• **What this task involves**
Copy each line that has the string "height" somewhere in it.
###
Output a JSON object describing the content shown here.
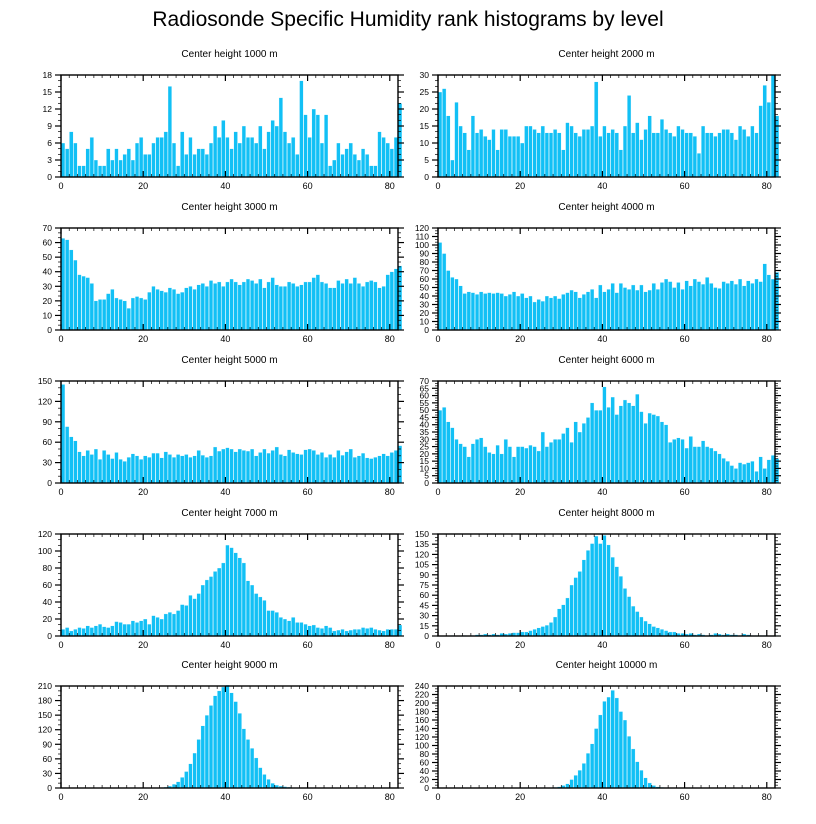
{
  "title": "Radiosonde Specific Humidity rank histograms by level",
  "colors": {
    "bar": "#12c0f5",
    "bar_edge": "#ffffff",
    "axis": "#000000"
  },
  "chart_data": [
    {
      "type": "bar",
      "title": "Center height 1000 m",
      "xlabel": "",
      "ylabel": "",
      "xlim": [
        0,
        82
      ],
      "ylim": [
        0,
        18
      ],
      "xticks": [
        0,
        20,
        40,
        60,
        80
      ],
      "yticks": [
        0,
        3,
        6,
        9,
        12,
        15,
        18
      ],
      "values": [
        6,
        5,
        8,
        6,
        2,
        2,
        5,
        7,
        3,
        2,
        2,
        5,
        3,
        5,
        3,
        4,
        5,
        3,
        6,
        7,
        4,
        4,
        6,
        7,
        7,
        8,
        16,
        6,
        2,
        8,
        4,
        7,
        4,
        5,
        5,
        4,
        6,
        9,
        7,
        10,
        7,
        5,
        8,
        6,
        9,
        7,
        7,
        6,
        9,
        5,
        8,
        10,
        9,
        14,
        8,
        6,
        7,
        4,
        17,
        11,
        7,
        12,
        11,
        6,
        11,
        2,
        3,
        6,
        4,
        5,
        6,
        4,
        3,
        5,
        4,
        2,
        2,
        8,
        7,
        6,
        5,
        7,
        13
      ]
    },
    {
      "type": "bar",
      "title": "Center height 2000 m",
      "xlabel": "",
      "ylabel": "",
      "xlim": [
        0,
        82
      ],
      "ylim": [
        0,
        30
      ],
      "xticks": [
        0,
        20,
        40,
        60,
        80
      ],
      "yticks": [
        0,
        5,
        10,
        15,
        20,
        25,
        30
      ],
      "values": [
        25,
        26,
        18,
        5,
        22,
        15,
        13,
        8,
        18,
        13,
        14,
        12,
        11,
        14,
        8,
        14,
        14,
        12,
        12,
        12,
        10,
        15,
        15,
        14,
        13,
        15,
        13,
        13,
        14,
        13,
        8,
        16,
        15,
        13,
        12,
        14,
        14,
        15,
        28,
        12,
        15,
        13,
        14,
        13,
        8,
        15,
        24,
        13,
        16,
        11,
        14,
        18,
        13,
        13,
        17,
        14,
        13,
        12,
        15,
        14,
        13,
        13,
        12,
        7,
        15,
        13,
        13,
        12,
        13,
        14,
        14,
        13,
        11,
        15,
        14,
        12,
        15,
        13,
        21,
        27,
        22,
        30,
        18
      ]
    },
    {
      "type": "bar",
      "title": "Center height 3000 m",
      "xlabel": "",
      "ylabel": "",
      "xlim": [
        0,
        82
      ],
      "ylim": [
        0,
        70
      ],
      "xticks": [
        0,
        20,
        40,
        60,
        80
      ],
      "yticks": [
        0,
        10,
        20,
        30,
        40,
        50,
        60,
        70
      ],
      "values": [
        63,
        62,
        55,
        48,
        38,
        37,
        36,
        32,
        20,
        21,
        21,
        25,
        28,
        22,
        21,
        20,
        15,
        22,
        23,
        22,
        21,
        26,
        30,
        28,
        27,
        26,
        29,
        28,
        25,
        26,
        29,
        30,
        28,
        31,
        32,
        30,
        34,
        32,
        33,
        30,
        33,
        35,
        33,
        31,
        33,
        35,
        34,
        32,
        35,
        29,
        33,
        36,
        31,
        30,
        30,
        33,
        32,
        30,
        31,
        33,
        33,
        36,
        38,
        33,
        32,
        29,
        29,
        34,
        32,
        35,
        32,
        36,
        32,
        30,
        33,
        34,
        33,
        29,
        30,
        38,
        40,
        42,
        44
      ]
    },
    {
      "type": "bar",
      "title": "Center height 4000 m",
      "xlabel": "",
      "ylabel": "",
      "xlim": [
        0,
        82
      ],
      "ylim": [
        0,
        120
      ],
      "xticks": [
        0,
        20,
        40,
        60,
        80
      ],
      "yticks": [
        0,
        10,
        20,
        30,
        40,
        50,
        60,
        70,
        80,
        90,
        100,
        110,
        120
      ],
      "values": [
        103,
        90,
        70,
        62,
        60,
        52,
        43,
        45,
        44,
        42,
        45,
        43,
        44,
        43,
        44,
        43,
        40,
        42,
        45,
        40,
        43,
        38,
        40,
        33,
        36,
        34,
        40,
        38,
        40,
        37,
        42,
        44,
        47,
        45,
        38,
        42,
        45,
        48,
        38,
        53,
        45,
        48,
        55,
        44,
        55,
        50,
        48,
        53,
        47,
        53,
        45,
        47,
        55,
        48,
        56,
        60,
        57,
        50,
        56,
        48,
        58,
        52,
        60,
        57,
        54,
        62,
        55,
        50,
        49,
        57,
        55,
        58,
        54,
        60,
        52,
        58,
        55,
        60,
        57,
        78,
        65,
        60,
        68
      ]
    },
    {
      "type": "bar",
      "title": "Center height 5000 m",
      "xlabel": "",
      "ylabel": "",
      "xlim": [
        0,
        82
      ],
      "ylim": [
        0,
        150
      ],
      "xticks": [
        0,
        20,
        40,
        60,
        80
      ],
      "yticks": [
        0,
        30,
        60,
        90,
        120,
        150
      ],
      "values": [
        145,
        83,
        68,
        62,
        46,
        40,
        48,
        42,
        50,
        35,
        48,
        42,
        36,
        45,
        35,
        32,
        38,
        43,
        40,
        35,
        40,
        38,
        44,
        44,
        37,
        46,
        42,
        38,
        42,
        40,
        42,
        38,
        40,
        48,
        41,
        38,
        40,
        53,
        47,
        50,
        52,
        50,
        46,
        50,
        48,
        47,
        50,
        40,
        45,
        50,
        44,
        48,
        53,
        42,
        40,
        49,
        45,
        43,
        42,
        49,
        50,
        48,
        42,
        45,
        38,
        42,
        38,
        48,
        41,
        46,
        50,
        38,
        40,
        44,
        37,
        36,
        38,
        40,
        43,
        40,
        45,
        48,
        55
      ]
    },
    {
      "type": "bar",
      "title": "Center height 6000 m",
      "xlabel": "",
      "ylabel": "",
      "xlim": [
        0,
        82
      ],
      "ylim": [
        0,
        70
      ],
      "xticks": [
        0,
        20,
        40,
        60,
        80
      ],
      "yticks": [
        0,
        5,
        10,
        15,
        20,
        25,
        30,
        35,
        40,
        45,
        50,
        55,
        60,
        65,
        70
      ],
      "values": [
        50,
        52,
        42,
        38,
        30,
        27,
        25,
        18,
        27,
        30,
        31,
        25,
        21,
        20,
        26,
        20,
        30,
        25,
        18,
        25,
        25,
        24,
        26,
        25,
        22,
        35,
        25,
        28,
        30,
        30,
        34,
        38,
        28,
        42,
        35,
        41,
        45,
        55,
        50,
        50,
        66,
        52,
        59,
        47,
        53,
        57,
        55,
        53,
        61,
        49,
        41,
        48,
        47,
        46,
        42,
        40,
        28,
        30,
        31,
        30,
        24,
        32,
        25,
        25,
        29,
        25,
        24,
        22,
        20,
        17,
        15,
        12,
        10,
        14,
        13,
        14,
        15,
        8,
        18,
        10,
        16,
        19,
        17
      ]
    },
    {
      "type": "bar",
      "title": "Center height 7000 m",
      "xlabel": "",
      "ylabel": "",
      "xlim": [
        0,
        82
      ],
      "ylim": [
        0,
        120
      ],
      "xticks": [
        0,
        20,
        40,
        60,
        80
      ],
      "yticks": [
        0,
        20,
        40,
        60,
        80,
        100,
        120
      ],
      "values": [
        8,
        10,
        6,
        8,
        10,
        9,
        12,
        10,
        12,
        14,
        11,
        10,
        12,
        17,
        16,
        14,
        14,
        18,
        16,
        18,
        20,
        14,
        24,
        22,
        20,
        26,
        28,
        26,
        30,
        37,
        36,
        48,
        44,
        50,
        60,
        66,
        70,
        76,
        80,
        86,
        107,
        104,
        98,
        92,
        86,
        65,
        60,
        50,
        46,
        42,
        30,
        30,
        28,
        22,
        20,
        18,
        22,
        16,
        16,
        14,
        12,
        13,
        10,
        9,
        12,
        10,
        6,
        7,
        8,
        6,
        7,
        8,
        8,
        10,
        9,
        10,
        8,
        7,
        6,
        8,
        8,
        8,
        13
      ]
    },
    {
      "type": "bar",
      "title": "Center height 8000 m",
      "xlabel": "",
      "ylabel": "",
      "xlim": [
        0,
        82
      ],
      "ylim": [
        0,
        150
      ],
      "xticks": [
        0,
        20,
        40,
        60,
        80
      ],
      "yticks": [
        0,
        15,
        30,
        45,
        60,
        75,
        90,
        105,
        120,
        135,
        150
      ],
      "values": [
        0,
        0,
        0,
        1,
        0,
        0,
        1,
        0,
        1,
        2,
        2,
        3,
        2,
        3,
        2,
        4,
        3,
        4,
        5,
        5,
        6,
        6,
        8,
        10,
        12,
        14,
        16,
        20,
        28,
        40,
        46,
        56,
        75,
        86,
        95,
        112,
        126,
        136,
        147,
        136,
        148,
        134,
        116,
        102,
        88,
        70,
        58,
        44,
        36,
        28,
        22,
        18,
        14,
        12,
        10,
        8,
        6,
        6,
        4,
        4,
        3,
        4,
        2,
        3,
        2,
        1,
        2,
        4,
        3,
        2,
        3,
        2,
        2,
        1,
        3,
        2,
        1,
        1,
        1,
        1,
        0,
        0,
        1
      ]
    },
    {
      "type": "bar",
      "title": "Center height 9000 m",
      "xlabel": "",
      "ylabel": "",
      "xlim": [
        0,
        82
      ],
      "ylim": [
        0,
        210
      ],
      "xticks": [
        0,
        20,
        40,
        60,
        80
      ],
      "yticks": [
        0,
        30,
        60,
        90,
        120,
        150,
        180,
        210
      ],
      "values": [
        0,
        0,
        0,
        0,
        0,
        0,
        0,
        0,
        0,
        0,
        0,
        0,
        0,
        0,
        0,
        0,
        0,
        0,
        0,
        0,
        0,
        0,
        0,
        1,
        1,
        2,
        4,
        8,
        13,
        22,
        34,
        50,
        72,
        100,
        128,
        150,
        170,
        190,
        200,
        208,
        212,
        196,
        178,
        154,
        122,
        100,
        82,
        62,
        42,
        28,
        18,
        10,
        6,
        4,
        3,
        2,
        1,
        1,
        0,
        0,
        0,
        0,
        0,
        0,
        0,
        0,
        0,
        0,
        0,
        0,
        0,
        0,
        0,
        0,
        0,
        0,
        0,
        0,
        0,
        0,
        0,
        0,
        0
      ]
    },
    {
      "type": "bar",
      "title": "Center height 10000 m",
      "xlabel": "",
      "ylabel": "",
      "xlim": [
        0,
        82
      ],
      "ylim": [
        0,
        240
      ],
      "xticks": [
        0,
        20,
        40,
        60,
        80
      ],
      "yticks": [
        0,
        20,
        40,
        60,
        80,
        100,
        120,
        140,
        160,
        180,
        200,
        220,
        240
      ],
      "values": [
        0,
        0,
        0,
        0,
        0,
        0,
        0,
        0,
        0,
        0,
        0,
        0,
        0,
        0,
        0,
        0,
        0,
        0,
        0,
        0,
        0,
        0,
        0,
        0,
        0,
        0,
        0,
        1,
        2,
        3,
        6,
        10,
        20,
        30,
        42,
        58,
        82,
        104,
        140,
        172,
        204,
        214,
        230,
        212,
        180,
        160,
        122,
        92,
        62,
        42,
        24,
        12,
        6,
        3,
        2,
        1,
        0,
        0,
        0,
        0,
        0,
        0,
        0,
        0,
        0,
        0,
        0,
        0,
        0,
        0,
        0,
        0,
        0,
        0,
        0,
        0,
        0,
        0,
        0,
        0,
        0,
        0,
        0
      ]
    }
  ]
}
###
• **The completed task**
      "title": "Center height 1000 m",
      "title": "Center height 2000 m",
      "title": "Center height 3000 m",
      "title": "Center height 4000 m",
      "title": "Center height 5000 m",
      "title": "Center height 6000 m",
      "title": "Center height 7000 m",
      "title": "Center height 8000 m",
      "title": "Center height 9000 m",
      "title": "Center height 10000 m",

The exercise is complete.